Task to complete:
Repeat the records word for word, excluding any picture.

● ● ● ●

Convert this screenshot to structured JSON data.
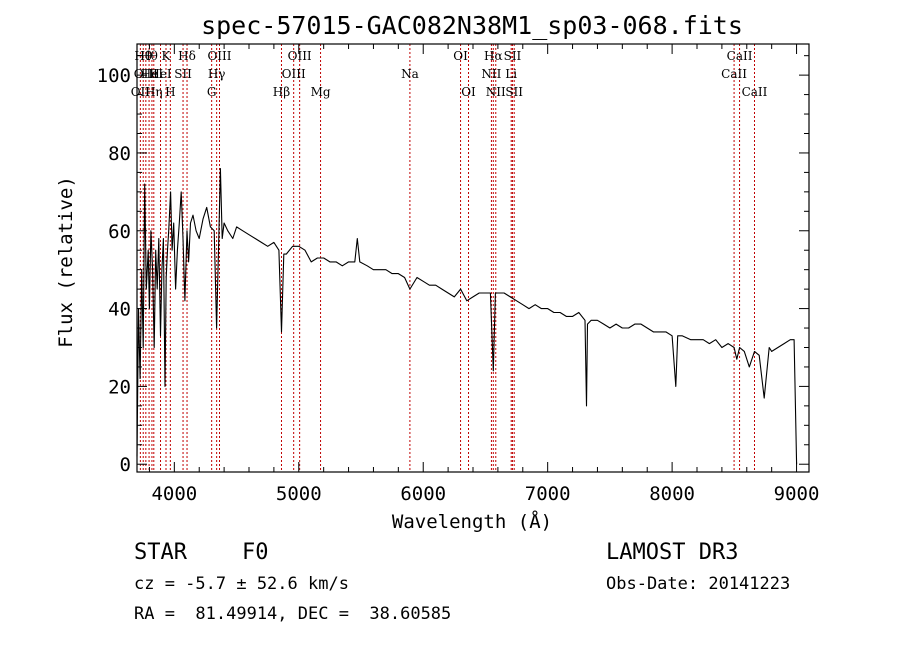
{
  "chart_data": {
    "type": "line",
    "title": "spec-57015-GAC082N38M1_sp03-068.fits",
    "xlabel": "Wavelength (Å)",
    "ylabel": "Flux (relative)",
    "xlim": [
      3700,
      9100
    ],
    "ylim": [
      -2,
      108
    ],
    "xticks": [
      4000,
      5000,
      6000,
      7000,
      8000,
      9000
    ],
    "yticks": [
      0,
      20,
      40,
      60,
      80,
      100
    ],
    "x_minor_step": 200,
    "y_minor_step": 5,
    "series": [
      {
        "name": "spectrum",
        "color": "#000000",
        "x": [
          3700,
          3712,
          3725,
          3738,
          3750,
          3762,
          3775,
          3790,
          3800,
          3812,
          3825,
          3838,
          3850,
          3862,
          3875,
          3889,
          3900,
          3912,
          3925,
          3935,
          3945,
          3955,
          3970,
          3982,
          3995,
          4010,
          4025,
          4040,
          4055,
          4070,
          4085,
          4102,
          4115,
          4130,
          4150,
          4175,
          4200,
          4230,
          4260,
          4290,
          4320,
          4340,
          4355,
          4370,
          4385,
          4400,
          4430,
          4470,
          4500,
          4550,
          4600,
          4650,
          4700,
          4750,
          4800,
          4840,
          4861,
          4880,
          4900,
          4950,
          5000,
          5050,
          5100,
          5150,
          5200,
          5250,
          5300,
          5350,
          5400,
          5450,
          5470,
          5490,
          5550,
          5600,
          5650,
          5700,
          5750,
          5800,
          5850,
          5893,
          5950,
          6000,
          6050,
          6100,
          6150,
          6200,
          6250,
          6300,
          6350,
          6400,
          6450,
          6500,
          6540,
          6563,
          6580,
          6620,
          6650,
          6700,
          6750,
          6800,
          6850,
          6900,
          6950,
          7000,
          7050,
          7100,
          7150,
          7200,
          7250,
          7300,
          7312,
          7320,
          7350,
          7400,
          7450,
          7500,
          7550,
          7600,
          7650,
          7700,
          7750,
          7800,
          7850,
          7900,
          7950,
          8000,
          8030,
          8045,
          8080,
          8150,
          8200,
          8250,
          8300,
          8350,
          8400,
          8450,
          8498,
          8520,
          8542,
          8580,
          8620,
          8662,
          8700,
          8740,
          8780,
          8800,
          8850,
          8900,
          8950,
          8980,
          9000
        ],
        "values": [
          2,
          40,
          22,
          50,
          30,
          72,
          45,
          55,
          40,
          60,
          50,
          30,
          55,
          45,
          58,
          33,
          50,
          58,
          20,
          48,
          55,
          60,
          70,
          55,
          62,
          45,
          55,
          62,
          70,
          58,
          42,
          60,
          52,
          62,
          64,
          60,
          58,
          63,
          66,
          61,
          60,
          35,
          55,
          76,
          58,
          62,
          60,
          58,
          61,
          60,
          59,
          58,
          57,
          56,
          57,
          55,
          34,
          54,
          54,
          56,
          56,
          55,
          52,
          53,
          53,
          52,
          52,
          51,
          52,
          52,
          58,
          52,
          51,
          50,
          50,
          50,
          49,
          49,
          48,
          45,
          48,
          47,
          46,
          46,
          45,
          44,
          43,
          45,
          42,
          43,
          44,
          44,
          44,
          24,
          44,
          44,
          44,
          43,
          42,
          41,
          40,
          41,
          40,
          40,
          39,
          39,
          38,
          38,
          39,
          37,
          15,
          36,
          37,
          37,
          36,
          35,
          36,
          35,
          35,
          36,
          36,
          35,
          34,
          34,
          34,
          33,
          20,
          33,
          33,
          32,
          32,
          32,
          31,
          32,
          30,
          31,
          30,
          27,
          30,
          29,
          25,
          29,
          28,
          17,
          30,
          29,
          30,
          31,
          32,
          32,
          0
        ]
      }
    ],
    "line_markers": {
      "color": "#c00000",
      "lines": [
        {
          "wavelength": 3727,
          "label": "OII",
          "row": 3
        },
        {
          "wavelength": 3750,
          "label": "Hθ",
          "row": 1
        },
        {
          "wavelength": 3771,
          "label": "OIII",
          "row": 2
        },
        {
          "wavelength": 3797,
          "label": "Hθ",
          "row": 1
        },
        {
          "wavelength": 3820,
          "label": "HeI",
          "row": 2
        },
        {
          "wavelength": 3835,
          "label": "Hη",
          "row": 3
        },
        {
          "wavelength": 3889,
          "label": "HeI",
          "row": 2
        },
        {
          "wavelength": 3933,
          "label": "K",
          "row": 1
        },
        {
          "wavelength": 3968,
          "label": "H",
          "row": 3
        },
        {
          "wavelength": 4070,
          "label": "SII",
          "row": 2
        },
        {
          "wavelength": 4102,
          "label": "Hδ",
          "row": 1
        },
        {
          "wavelength": 4300,
          "label": "G",
          "row": 3
        },
        {
          "wavelength": 4340,
          "label": "Hγ",
          "row": 2
        },
        {
          "wavelength": 4363,
          "label": "OIII",
          "row": 1
        },
        {
          "wavelength": 4861,
          "label": "Hβ",
          "row": 3
        },
        {
          "wavelength": 4959,
          "label": "OIII",
          "row": 2
        },
        {
          "wavelength": 5007,
          "label": "OIII",
          "row": 1
        },
        {
          "wavelength": 5175,
          "label": "Mg",
          "row": 3
        },
        {
          "wavelength": 5893,
          "label": "Na",
          "row": 2
        },
        {
          "wavelength": 6300,
          "label": "OI",
          "row": 1
        },
        {
          "wavelength": 6364,
          "label": "OI",
          "row": 3
        },
        {
          "wavelength": 6548,
          "label": "NII",
          "row": 2
        },
        {
          "wavelength": 6563,
          "label": "Hα",
          "row": 1
        },
        {
          "wavelength": 6583,
          "label": "NII",
          "row": 3
        },
        {
          "wavelength": 6707,
          "label": "Li",
          "row": 2
        },
        {
          "wavelength": 6717,
          "label": "SII",
          "row": 1
        },
        {
          "wavelength": 6731,
          "label": "SII",
          "row": 3
        },
        {
          "wavelength": 8498,
          "label": "CaII",
          "row": 2
        },
        {
          "wavelength": 8542,
          "label": "CaII",
          "row": 1
        },
        {
          "wavelength": 8662,
          "label": "CaII",
          "row": 3
        }
      ]
    }
  },
  "info": {
    "object_class": "STAR",
    "subclass": "F0",
    "survey": "LAMOST DR3",
    "redshift": "cz = -5.7 ± 52.6 km/s",
    "obs_date": "Obs-Date: 20141223",
    "coords": "RA =  81.49914, DEC =  38.60585"
  }
}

● ● ● ●

Final result:
Convert this screenshot to structured JSON data.
{
  "chart_data": {
    "type": "line",
    "title": "spec-57015-GAC082N38M1_sp03-068.fits",
    "xlabel": "Wavelength (Å)",
    "ylabel": "Flux (relative)",
    "xlim": [
      3700,
      9100
    ],
    "ylim": [
      -2,
      108
    ],
    "xticks": [
      4000,
      5000,
      6000,
      7000,
      8000,
      9000
    ],
    "yticks": [
      0,
      20,
      40,
      60,
      80,
      100
    ],
    "x_minor_step": 200,
    "y_minor_step": 5,
    "series": [
      {
        "name": "spectrum",
        "color": "#000000",
        "x": [
          3700,
          3712,
          3725,
          3738,
          3750,
          3762,
          3775,
          3790,
          3800,
          3812,
          3825,
          3838,
          3850,
          3862,
          3875,
          3889,
          3900,
          3912,
          3925,
          3935,
          3945,
          3955,
          3970,
          3982,
          3995,
          4010,
          4025,
          4040,
          4055,
          4070,
          4085,
          4102,
          4115,
          4130,
          4150,
          4175,
          4200,
          4230,
          4260,
          4290,
          4320,
          4340,
          4355,
          4370,
          4385,
          4400,
          4430,
          4470,
          4500,
          4550,
          4600,
          4650,
          4700,
          4750,
          4800,
          4840,
          4861,
          4880,
          4900,
          4950,
          5000,
          5050,
          5100,
          5150,
          5200,
          5250,
          5300,
          5350,
          5400,
          5450,
          5470,
          5490,
          5550,
          5600,
          5650,
          5700,
          5750,
          5800,
          5850,
          5893,
          5950,
          6000,
          6050,
          6100,
          6150,
          6200,
          6250,
          6300,
          6350,
          6400,
          6450,
          6500,
          6540,
          6563,
          6580,
          6620,
          6650,
          6700,
          6750,
          6800,
          6850,
          6900,
          6950,
          7000,
          7050,
          7100,
          7150,
          7200,
          7250,
          7300,
          7312,
          7320,
          7350,
          7400,
          7450,
          7500,
          7550,
          7600,
          7650,
          7700,
          7750,
          7800,
          7850,
          7900,
          7950,
          8000,
          8030,
          8045,
          8080,
          8150,
          8200,
          8250,
          8300,
          8350,
          8400,
          8450,
          8498,
          8520,
          8542,
          8580,
          8620,
          8662,
          8700,
          8740,
          8780,
          8800,
          8850,
          8900,
          8950,
          8980,
          9000
        ],
        "values": [
          2,
          40,
          22,
          50,
          30,
          72,
          45,
          55,
          40,
          60,
          50,
          30,
          55,
          45,
          58,
          33,
          50,
          58,
          20,
          48,
          55,
          60,
          70,
          55,
          62,
          45,
          55,
          62,
          70,
          58,
          42,
          60,
          52,
          62,
          64,
          60,
          58,
          63,
          66,
          61,
          60,
          35,
          55,
          76,
          58,
          62,
          60,
          58,
          61,
          60,
          59,
          58,
          57,
          56,
          57,
          55,
          34,
          54,
          54,
          56,
          56,
          55,
          52,
          53,
          53,
          52,
          52,
          51,
          52,
          52,
          58,
          52,
          51,
          50,
          50,
          50,
          49,
          49,
          48,
          45,
          48,
          47,
          46,
          46,
          45,
          44,
          43,
          45,
          42,
          43,
          44,
          44,
          44,
          24,
          44,
          44,
          44,
          43,
          42,
          41,
          40,
          41,
          40,
          40,
          39,
          39,
          38,
          38,
          39,
          37,
          15,
          36,
          37,
          37,
          36,
          35,
          36,
          35,
          35,
          36,
          36,
          35,
          34,
          34,
          34,
          33,
          20,
          33,
          33,
          32,
          32,
          32,
          31,
          32,
          30,
          31,
          30,
          27,
          30,
          29,
          25,
          29,
          28,
          17,
          30,
          29,
          30,
          31,
          32,
          32,
          0
        ]
      }
    ],
    "line_markers": {
      "color": "#c00000",
      "lines": [
        {
          "wavelength": 3727,
          "label": "OII",
          "row": 3
        },
        {
          "wavelength": 3750,
          "label": "Hθ",
          "row": 1
        },
        {
          "wavelength": 3771,
          "label": "OIII",
          "row": 2
        },
        {
          "wavelength": 3797,
          "label": "Hθ",
          "row": 1
        },
        {
          "wavelength": 3820,
          "label": "HeI",
          "row": 2
        },
        {
          "wavelength": 3835,
          "label": "Hη",
          "row": 3
        },
        {
          "wavelength": 3889,
          "label": "HeI",
          "row": 2
        },
        {
          "wavelength": 3933,
          "label": "K",
          "row": 1
        },
        {
          "wavelength": 3968,
          "label": "H",
          "row": 3
        },
        {
          "wavelength": 4070,
          "label": "SII",
          "row": 2
        },
        {
          "wavelength": 4102,
          "label": "Hδ",
          "row": 1
        },
        {
          "wavelength": 4300,
          "label": "G",
          "row": 3
        },
        {
          "wavelength": 4340,
          "label": "Hγ",
          "row": 2
        },
        {
          "wavelength": 4363,
          "label": "OIII",
          "row": 1
        },
        {
          "wavelength": 4861,
          "label": "Hβ",
          "row": 3
        },
        {
          "wavelength": 4959,
          "label": "OIII",
          "row": 2
        },
        {
          "wavelength": 5007,
          "label": "OIII",
          "row": 1
        },
        {
          "wavelength": 5175,
          "label": "Mg",
          "row": 3
        },
        {
          "wavelength": 5893,
          "label": "Na",
          "row": 2
        },
        {
          "wavelength": 6300,
          "label": "OI",
          "row": 1
        },
        {
          "wavelength": 6364,
          "label": "OI",
          "row": 3
        },
        {
          "wavelength": 6548,
          "label": "NII",
          "row": 2
        },
        {
          "wavelength": 6563,
          "label": "Hα",
          "row": 1
        },
        {
          "wavelength": 6583,
          "label": "NII",
          "row": 3
        },
        {
          "wavelength": 6707,
          "label": "Li",
          "row": 2
        },
        {
          "wavelength": 6717,
          "label": "SII",
          "row": 1
        },
        {
          "wavelength": 6731,
          "label": "SII",
          "row": 3
        },
        {
          "wavelength": 8498,
          "label": "CaII",
          "row": 2
        },
        {
          "wavelength": 8542,
          "label": "CaII",
          "row": 1
        },
        {
          "wavelength": 8662,
          "label": "CaII",
          "row": 3
        }
      ]
    }
  },
  "info": {
    "object_class": "STAR",
    "subclass": "F0",
    "survey": "LAMOST DR3",
    "redshift": "cz = -5.7 ± 52.6 km/s",
    "obs_date": "Obs-Date: 20141223",
    "coords": "RA =  81.49914, DEC =  38.60585"
  }
}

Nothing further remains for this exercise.